**Exercise instructions:** Reproduce the passage of the Nordes13 workshop notes below, starting at "For me, the" and ending at "on the user.".

**Extract to read:**
****

More notes from Nordes
On Tuesday, the Nordes13 conference was dedicated to workshops, taking place at STPLN in Malmö. I had opted for the Experimenting with Design Experiments workshop, focused on ‘understanding of the underpinning mindsets, epistemological assumptions [of design experiments] and their implications as well as possibilities within the context of academic research.’ The workshop format revolved around the discussion of a series of dimensions, suggested by the organizers, related to the overarching concepts of involvement, control and purpose.

Nordes13 worskhop
Anna Rylander, Dagny Stuedahl, Ramia Mazé, Dagmar Steffen and Timo Rissanen in conversation
Although some of the dimensions (e.g. artifact vs experience, lab/studio vs. field) were a little stiff to work with, they still offered a framework for exchange, and especially the plenary discussion led to some very interesting shared insights. Notions about expertise, and how to understand and work with the expertise of participants was one such topic, another interesting conversation addressed the roles, types and involvement of stakeholders, and the respective problems in having many stakeholders vs. working solo. The suggested dimensions also gave us a chance to reflect on the dimensions that were missing, such as the relation between subjectivity (so strongly present in design research) and objectivity (held up as the ideal in other traditions), and on given vs. emergent evaluation criteria.
For me, the most inspiring part was the discussion around our apparatus; the methods, theories, motors and representations etc that we use to investigate our field. It was Dagny Stuedahl who introduced the notion of apparatus, but unfortunately I did not catch the reference. Her emphasis on the processual qualities of the apparatus however made me think of the difference between a hammer and hammering (my mental image being the tool of the silversmith, not the carpenter) – that it is not just the tool, but how you use it, and that the affordance of the tool therefore also depends on the user.

****

**Dataset extract:**
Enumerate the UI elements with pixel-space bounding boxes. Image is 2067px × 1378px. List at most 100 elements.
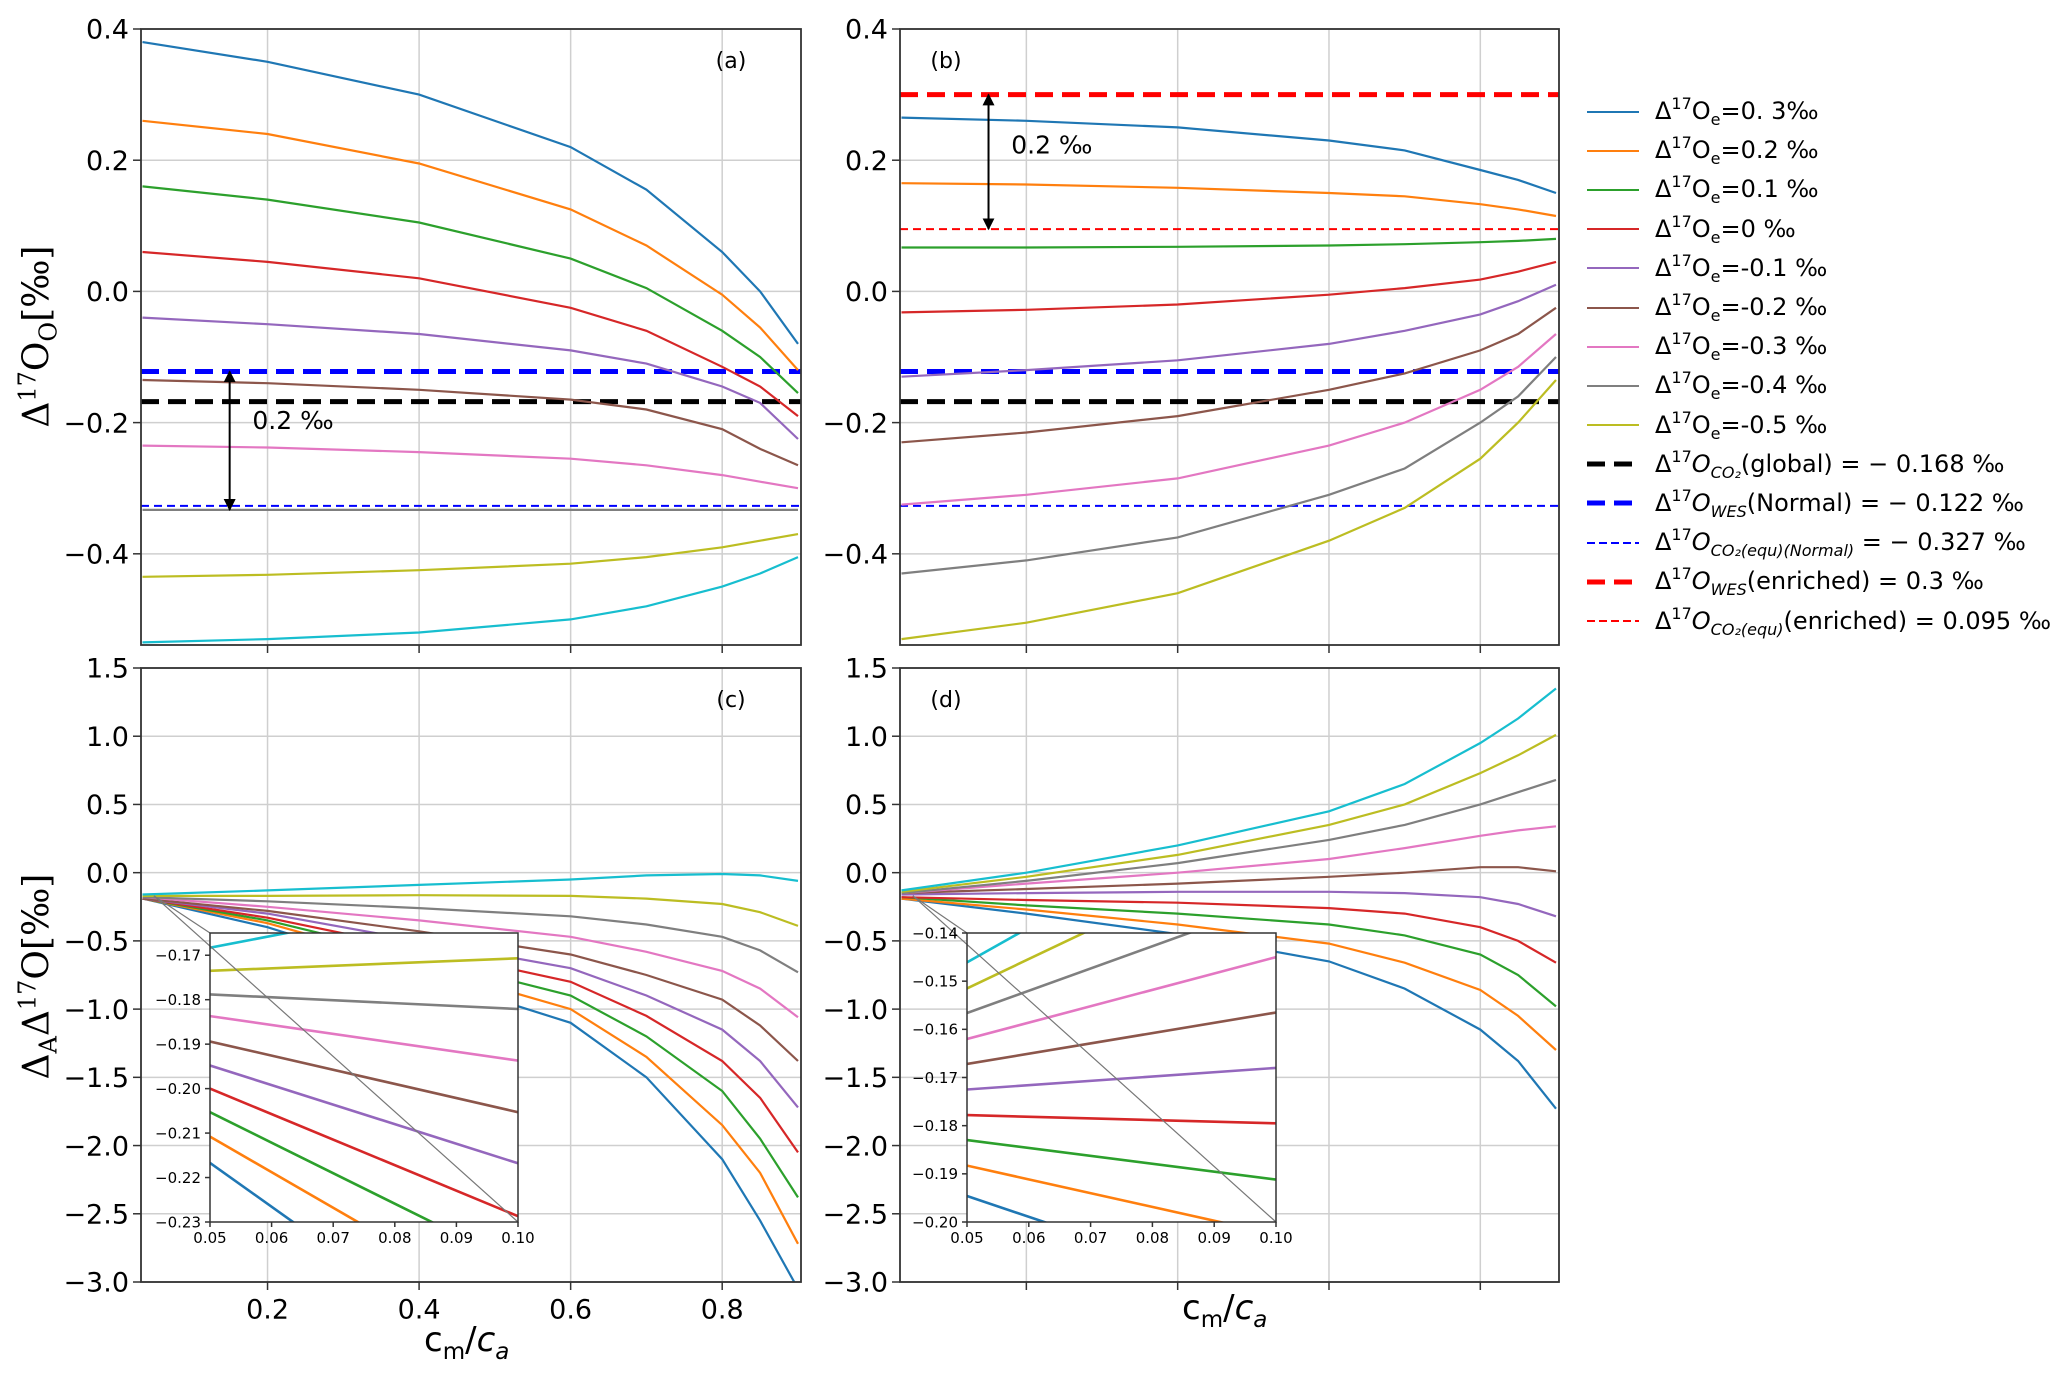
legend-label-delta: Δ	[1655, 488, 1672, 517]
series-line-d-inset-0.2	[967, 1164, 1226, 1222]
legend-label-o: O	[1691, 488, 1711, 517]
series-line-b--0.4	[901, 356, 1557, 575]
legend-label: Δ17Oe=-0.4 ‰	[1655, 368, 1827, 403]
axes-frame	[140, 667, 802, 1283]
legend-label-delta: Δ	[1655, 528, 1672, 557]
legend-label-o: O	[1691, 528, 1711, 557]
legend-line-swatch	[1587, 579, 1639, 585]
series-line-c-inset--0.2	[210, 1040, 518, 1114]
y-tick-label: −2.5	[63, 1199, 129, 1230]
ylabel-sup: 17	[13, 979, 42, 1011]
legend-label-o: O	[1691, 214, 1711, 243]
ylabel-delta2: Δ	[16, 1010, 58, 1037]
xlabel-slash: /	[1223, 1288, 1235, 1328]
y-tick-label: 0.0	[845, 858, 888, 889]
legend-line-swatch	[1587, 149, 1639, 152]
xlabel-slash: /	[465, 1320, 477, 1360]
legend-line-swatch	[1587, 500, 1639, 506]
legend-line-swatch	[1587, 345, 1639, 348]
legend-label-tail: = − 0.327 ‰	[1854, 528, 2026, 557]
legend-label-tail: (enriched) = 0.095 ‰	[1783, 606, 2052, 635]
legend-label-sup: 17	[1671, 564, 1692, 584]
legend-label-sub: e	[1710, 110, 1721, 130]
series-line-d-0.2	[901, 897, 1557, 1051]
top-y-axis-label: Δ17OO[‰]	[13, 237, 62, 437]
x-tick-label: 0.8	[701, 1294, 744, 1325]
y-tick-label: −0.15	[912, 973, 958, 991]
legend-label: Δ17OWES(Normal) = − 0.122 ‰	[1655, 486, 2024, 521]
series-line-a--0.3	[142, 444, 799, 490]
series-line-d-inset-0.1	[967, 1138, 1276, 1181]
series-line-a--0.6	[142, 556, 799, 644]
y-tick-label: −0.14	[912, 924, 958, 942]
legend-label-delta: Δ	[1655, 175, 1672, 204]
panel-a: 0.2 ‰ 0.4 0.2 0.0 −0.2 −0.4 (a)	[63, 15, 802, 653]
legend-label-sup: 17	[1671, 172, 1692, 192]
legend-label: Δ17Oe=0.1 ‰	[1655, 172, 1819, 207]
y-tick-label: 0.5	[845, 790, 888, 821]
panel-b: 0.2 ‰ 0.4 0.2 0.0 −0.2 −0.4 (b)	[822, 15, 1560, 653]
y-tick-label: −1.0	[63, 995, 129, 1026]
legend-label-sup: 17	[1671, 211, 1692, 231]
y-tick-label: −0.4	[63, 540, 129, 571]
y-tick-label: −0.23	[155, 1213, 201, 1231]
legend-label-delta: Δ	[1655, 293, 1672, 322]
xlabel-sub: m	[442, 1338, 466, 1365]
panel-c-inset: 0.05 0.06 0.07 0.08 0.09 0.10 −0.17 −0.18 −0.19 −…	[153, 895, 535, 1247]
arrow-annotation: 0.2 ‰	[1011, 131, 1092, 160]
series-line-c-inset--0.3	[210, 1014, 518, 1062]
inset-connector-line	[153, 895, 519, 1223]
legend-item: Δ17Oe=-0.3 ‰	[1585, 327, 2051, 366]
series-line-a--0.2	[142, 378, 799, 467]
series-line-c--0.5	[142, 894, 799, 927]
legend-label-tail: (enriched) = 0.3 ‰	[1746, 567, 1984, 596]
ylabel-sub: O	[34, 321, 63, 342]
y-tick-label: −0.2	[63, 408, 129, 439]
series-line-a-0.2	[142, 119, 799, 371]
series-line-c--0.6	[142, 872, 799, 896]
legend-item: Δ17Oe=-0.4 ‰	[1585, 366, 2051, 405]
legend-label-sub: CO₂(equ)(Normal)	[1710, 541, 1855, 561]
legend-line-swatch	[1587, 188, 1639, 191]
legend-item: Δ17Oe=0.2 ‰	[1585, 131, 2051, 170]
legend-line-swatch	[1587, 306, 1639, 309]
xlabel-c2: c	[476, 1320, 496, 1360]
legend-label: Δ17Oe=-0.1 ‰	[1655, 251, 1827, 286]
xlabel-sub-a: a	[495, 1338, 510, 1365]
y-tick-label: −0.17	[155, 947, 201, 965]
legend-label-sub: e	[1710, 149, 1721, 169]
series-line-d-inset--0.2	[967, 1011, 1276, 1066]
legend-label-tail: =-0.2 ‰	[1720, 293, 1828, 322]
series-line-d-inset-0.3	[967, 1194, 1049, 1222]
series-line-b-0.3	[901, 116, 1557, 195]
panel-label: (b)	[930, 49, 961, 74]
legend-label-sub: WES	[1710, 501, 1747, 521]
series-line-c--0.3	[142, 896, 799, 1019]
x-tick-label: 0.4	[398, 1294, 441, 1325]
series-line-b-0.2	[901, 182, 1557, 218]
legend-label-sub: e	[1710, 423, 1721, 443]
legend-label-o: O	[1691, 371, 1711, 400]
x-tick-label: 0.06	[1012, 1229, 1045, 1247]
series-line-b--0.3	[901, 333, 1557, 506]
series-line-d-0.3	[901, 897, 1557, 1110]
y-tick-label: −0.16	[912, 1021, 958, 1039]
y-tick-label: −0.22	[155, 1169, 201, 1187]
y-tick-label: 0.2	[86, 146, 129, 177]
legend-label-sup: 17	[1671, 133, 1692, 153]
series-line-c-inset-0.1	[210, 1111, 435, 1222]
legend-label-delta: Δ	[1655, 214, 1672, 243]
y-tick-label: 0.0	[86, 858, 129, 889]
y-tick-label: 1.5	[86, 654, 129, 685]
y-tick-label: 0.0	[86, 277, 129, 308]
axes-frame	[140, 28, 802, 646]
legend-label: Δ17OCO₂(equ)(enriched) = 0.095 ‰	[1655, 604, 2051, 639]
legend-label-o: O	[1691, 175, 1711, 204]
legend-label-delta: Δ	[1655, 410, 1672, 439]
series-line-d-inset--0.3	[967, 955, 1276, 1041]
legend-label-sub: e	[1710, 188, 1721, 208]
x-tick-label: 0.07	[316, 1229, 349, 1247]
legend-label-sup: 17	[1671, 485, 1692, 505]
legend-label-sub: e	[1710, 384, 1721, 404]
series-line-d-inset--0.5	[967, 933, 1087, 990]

****

**Task solution:**
For me, the most inspiring part was the discussion around our apparatus; the methods, theories, motors and representations etc that we use to investigate our field. It was Dagny Stuedahl who introduced the notion of apparatus, but unfortunately I did not catch the reference. Her emphasis on the processual qualities of the apparatus however made me think of the difference between a hammer and hammering (my mental image being the tool of the silversmith, not the carpenter) – that it is not just the tool, but how you use it, and that the affordance of the tool therefore also depends on the user.